─── Task input ───

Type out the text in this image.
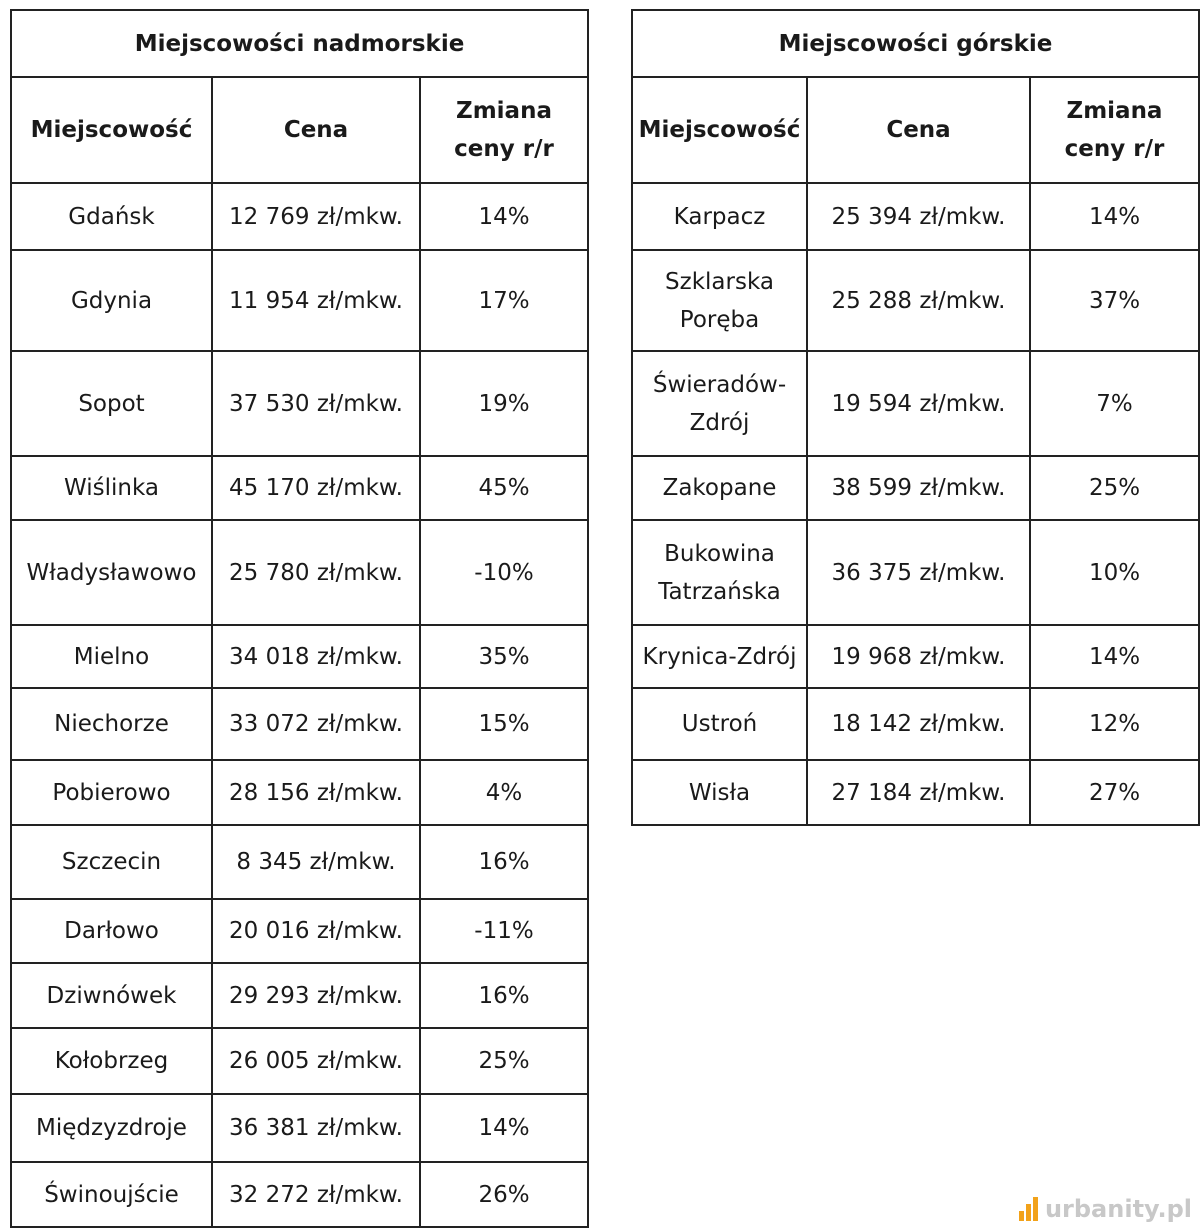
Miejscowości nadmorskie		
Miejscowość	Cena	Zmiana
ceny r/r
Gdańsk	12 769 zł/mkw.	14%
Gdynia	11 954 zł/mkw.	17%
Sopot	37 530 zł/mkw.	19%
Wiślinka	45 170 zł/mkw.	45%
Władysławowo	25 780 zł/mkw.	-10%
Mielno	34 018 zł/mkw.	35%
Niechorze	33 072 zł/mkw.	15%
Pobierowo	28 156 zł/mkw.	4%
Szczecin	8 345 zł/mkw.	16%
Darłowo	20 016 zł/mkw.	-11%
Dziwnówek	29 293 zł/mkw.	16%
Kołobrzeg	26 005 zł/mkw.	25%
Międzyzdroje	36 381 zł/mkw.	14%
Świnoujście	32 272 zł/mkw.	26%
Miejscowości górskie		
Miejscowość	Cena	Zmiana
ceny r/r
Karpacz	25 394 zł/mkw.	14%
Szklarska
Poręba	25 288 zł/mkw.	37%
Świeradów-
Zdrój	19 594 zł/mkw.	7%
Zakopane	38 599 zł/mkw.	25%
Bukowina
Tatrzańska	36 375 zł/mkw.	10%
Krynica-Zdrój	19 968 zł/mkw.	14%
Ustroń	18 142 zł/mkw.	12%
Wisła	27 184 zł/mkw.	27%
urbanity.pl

───

Repeat the records in full, exactly as they appear, without the pictures.

Task response
Type out the text in this image.
Miejscowości nadmorskie		
Miejscowość	Cena	Zmiana
ceny r/r
Gdańsk	12 769 zł/mkw.	14%
Gdynia	11 954 zł/mkw.	17%
Sopot	37 530 zł/mkw.	19%
Wiślinka	45 170 zł/mkw.	45%
Władysławowo	25 780 zł/mkw.	-10%
Mielno	34 018 zł/mkw.	35%
Niechorze	33 072 zł/mkw.	15%
Pobierowo	28 156 zł/mkw.	4%
Szczecin	8 345 zł/mkw.	16%
Darłowo	20 016 zł/mkw.	-11%
Dziwnówek	29 293 zł/mkw.	16%
Kołobrzeg	26 005 zł/mkw.	25%
Międzyzdroje	36 381 zł/mkw.	14%
Świnoujście	32 272 zł/mkw.	26%
Miejscowości górskie		
Miejscowość	Cena	Zmiana
ceny r/r
Karpacz	25 394 zł/mkw.	14%
Szklarska
Poręba	25 288 zł/mkw.	37%
Świeradów-
Zdrój	19 594 zł/mkw.	7%
Zakopane	38 599 zł/mkw.	25%
Bukowina
Tatrzańska	36 375 zł/mkw.	10%
Krynica-Zdrój	19 968 zł/mkw.	14%
Ustroń	18 142 zł/mkw.	12%
Wisła	27 184 zł/mkw.	27%
urbanity.pl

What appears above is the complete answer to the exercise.